◆ PROBLEM ◆
Gather all lines from the material that contain the word "Наименование".

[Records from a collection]
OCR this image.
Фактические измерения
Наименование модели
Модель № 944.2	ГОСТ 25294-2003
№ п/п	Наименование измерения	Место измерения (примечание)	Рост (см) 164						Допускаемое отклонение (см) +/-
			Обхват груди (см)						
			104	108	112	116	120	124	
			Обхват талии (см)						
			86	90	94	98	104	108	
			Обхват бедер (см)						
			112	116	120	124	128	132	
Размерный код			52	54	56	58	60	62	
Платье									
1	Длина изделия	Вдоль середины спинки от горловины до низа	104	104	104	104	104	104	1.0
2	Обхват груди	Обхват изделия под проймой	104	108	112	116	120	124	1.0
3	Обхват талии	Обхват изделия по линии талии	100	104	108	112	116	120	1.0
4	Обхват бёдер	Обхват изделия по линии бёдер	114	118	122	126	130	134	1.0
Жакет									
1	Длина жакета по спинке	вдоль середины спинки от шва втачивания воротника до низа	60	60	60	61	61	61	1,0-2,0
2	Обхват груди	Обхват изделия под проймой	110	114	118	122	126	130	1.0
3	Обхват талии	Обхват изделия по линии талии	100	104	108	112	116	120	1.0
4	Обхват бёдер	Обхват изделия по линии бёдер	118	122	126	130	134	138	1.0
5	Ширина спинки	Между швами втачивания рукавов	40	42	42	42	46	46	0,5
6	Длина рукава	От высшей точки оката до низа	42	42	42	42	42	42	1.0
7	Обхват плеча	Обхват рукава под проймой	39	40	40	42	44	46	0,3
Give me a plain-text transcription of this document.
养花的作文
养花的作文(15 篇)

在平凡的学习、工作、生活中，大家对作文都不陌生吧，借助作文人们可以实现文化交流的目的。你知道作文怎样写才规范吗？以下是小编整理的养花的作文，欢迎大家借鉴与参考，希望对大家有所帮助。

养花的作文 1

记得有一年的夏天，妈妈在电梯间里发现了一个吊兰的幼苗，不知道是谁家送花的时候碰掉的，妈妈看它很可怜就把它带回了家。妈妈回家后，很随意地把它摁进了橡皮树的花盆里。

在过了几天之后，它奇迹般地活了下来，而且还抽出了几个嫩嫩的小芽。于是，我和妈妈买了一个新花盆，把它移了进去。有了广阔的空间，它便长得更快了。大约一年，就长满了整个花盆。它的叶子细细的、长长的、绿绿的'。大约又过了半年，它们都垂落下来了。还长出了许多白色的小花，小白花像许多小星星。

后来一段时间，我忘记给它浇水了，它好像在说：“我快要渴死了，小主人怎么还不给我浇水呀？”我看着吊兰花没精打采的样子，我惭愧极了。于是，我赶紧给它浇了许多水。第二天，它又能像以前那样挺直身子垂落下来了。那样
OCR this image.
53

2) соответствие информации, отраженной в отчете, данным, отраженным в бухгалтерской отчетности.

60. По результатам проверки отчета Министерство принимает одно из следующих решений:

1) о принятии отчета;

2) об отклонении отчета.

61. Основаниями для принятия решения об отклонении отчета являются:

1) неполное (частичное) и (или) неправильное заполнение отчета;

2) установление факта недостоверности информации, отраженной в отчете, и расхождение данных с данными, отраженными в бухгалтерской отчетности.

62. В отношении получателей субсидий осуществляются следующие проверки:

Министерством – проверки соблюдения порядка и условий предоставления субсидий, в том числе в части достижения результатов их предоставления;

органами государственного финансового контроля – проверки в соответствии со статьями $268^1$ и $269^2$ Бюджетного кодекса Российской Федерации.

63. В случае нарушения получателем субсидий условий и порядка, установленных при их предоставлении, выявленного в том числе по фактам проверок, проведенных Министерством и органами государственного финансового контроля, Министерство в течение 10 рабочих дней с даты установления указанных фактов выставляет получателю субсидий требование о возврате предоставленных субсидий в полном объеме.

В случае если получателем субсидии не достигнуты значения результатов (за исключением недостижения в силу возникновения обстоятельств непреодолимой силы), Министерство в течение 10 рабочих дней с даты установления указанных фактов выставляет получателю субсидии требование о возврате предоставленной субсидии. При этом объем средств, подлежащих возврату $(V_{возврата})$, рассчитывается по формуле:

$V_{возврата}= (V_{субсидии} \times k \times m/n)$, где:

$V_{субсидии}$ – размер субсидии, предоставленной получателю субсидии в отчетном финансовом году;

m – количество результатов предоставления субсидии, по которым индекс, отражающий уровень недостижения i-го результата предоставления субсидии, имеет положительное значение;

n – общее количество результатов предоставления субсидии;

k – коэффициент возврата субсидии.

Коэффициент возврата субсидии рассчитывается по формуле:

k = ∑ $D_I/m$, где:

◆ WRITTEN SOLUTION ◆
Наименование модели
№ п/п	Наименование измерения	Место измерения (примечание)	Рост (см) 164						Допускаемое отклонение (см) +/-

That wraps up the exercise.